How many lines of these entries hold the string "Solar"? Reply with the number alone.

* **MATERIAL FOR THIS TASK**:
···

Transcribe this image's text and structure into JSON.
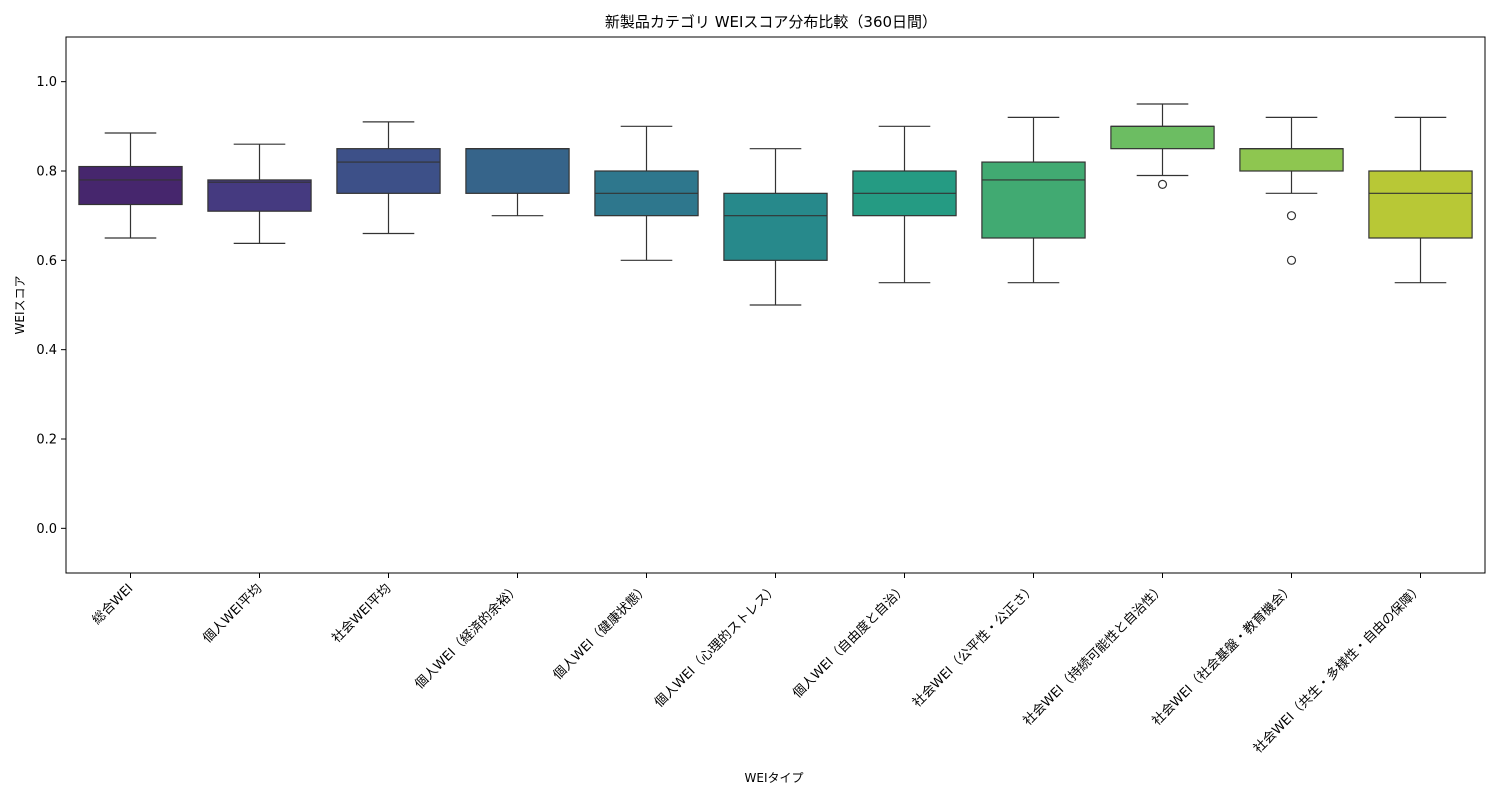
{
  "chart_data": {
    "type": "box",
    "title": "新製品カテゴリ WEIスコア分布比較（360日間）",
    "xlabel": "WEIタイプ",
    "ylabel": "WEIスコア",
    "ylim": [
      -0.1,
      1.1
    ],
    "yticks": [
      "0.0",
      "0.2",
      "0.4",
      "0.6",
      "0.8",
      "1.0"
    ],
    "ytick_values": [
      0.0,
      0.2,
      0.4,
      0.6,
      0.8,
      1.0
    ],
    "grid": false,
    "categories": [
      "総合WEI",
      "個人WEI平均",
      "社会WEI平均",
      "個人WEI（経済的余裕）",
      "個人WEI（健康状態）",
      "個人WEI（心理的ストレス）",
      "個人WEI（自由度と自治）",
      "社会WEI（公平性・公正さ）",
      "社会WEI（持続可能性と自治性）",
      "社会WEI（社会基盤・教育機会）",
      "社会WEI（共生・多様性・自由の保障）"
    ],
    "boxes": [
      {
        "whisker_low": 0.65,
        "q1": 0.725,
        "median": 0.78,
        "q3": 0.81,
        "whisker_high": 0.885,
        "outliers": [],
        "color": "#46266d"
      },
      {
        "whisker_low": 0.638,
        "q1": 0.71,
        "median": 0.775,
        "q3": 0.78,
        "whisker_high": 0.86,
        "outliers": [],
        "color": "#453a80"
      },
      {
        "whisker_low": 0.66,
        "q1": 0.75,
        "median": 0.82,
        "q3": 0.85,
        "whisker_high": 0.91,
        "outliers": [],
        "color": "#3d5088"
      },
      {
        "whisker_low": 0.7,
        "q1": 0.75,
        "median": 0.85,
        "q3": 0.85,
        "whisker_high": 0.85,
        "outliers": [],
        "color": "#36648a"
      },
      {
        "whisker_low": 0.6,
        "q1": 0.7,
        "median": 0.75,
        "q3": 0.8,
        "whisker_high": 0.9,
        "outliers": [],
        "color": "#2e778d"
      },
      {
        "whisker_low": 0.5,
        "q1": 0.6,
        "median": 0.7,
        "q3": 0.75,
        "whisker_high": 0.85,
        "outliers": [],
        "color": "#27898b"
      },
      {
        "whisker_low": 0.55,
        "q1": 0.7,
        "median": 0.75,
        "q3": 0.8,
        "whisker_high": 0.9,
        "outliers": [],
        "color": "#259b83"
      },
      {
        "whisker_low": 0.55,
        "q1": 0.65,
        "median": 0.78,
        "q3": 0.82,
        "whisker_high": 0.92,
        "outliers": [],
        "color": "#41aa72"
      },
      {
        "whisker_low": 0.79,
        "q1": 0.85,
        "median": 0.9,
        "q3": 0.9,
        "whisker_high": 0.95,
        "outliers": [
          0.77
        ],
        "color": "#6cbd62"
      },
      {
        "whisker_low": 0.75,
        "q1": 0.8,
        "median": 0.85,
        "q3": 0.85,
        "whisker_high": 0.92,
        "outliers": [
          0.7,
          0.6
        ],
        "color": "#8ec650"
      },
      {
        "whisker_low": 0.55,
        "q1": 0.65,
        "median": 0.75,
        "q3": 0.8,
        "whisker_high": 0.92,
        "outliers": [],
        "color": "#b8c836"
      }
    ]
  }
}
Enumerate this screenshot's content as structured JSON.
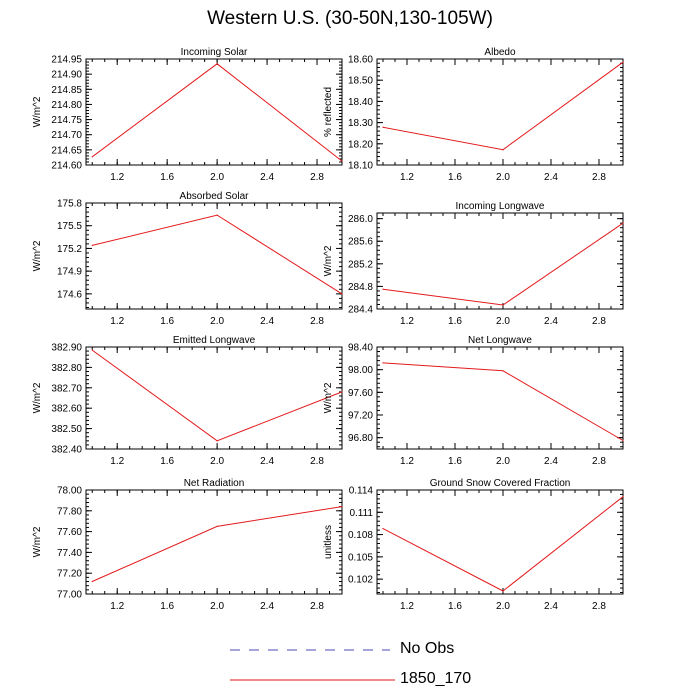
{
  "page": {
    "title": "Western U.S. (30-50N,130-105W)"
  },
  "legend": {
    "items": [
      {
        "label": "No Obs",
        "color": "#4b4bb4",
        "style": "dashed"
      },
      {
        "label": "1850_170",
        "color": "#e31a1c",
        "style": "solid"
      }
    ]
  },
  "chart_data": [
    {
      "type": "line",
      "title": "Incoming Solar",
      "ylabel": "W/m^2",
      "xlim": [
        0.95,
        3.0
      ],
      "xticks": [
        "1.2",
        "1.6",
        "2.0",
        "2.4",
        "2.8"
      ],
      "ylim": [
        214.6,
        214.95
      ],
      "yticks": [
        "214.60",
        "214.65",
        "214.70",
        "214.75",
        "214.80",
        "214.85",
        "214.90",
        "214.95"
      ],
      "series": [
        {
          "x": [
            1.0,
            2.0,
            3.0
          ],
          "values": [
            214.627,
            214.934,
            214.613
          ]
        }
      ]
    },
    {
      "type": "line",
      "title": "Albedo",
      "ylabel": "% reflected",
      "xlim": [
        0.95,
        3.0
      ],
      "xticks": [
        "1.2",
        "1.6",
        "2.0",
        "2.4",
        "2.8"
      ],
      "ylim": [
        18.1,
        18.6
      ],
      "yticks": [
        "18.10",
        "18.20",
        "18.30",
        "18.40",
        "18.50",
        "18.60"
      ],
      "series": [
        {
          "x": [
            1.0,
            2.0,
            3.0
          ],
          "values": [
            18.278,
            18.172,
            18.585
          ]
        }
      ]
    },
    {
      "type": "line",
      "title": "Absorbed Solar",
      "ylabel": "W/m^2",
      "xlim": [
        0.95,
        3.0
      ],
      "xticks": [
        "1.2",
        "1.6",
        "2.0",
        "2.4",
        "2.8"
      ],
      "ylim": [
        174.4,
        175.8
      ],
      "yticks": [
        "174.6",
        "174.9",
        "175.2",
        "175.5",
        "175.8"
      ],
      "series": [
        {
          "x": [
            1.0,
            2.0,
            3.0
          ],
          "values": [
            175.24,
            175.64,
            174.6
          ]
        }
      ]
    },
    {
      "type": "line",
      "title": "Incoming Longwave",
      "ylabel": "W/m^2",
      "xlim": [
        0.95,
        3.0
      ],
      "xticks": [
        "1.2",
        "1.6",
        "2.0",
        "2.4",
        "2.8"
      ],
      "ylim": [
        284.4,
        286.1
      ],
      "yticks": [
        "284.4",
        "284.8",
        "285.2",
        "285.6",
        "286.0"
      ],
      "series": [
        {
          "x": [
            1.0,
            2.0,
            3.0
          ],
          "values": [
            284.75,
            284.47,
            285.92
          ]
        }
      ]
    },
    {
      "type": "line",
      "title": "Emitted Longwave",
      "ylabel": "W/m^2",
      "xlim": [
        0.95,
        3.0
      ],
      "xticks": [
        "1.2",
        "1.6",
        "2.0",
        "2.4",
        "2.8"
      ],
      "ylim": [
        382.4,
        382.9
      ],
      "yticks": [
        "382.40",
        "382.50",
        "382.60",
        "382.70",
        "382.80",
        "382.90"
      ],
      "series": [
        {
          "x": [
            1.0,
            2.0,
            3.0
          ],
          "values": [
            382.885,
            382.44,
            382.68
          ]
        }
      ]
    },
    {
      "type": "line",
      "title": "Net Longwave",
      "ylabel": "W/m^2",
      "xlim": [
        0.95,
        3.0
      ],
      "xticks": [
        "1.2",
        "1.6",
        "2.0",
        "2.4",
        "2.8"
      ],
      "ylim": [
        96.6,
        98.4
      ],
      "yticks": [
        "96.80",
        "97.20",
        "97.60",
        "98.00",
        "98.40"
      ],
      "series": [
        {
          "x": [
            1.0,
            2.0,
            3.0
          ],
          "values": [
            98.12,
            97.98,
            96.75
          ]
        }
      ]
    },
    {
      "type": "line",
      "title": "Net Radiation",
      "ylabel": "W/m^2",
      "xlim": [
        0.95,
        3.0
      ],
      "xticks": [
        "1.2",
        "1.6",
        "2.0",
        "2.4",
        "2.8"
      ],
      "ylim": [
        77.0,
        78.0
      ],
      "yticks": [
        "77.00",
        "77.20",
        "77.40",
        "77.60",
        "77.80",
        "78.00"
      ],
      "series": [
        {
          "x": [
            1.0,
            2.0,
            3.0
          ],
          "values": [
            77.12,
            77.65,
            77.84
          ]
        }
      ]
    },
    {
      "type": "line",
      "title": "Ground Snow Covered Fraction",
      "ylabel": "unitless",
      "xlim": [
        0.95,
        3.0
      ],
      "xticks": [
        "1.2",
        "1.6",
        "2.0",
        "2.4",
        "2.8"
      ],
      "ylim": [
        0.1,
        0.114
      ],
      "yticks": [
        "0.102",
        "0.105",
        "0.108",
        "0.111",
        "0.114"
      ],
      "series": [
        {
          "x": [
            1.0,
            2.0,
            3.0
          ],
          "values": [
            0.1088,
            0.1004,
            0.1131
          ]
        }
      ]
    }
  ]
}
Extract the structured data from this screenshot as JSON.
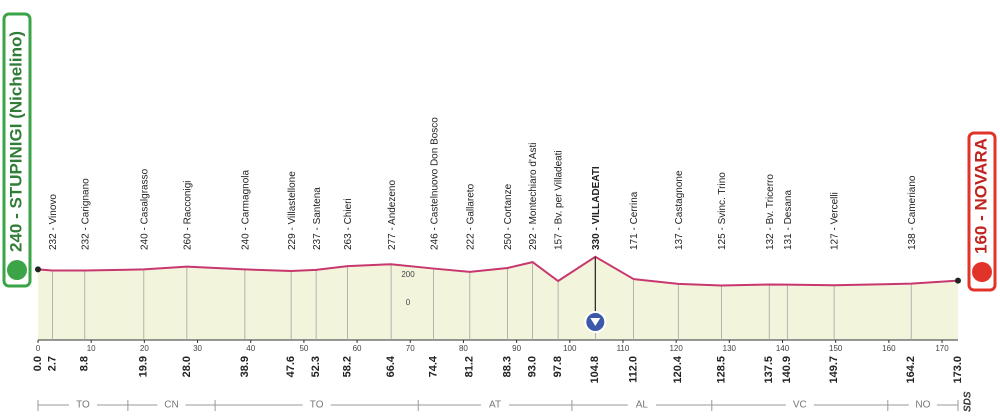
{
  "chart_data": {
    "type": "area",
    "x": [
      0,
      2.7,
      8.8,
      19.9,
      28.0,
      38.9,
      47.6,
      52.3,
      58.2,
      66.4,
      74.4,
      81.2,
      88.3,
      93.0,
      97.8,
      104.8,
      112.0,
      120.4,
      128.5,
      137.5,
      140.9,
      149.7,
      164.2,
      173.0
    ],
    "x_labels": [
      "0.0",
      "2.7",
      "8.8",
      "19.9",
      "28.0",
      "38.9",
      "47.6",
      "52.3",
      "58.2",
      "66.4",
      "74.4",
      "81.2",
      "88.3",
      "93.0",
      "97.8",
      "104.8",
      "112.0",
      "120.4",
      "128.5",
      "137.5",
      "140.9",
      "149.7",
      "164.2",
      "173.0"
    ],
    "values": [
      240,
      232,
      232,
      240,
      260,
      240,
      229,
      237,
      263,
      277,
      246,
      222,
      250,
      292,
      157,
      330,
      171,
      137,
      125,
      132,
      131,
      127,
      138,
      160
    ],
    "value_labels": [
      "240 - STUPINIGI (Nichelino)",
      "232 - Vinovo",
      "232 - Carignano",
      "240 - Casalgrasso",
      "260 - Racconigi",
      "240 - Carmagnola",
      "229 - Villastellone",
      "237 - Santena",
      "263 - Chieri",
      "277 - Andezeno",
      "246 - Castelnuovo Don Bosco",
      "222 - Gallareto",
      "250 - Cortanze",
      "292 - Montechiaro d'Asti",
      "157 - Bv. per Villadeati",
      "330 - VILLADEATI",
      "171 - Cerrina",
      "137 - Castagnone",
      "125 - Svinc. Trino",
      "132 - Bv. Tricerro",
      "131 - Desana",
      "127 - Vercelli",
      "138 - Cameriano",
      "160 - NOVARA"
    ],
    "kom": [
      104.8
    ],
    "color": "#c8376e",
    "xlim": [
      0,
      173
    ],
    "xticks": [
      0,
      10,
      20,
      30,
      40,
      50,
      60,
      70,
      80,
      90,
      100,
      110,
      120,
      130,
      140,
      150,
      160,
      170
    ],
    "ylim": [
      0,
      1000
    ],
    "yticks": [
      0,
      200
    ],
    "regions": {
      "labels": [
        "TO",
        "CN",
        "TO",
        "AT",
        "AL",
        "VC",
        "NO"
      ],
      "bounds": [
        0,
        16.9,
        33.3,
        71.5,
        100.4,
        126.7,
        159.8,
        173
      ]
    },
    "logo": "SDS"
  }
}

···

* **RESPONSE**: 2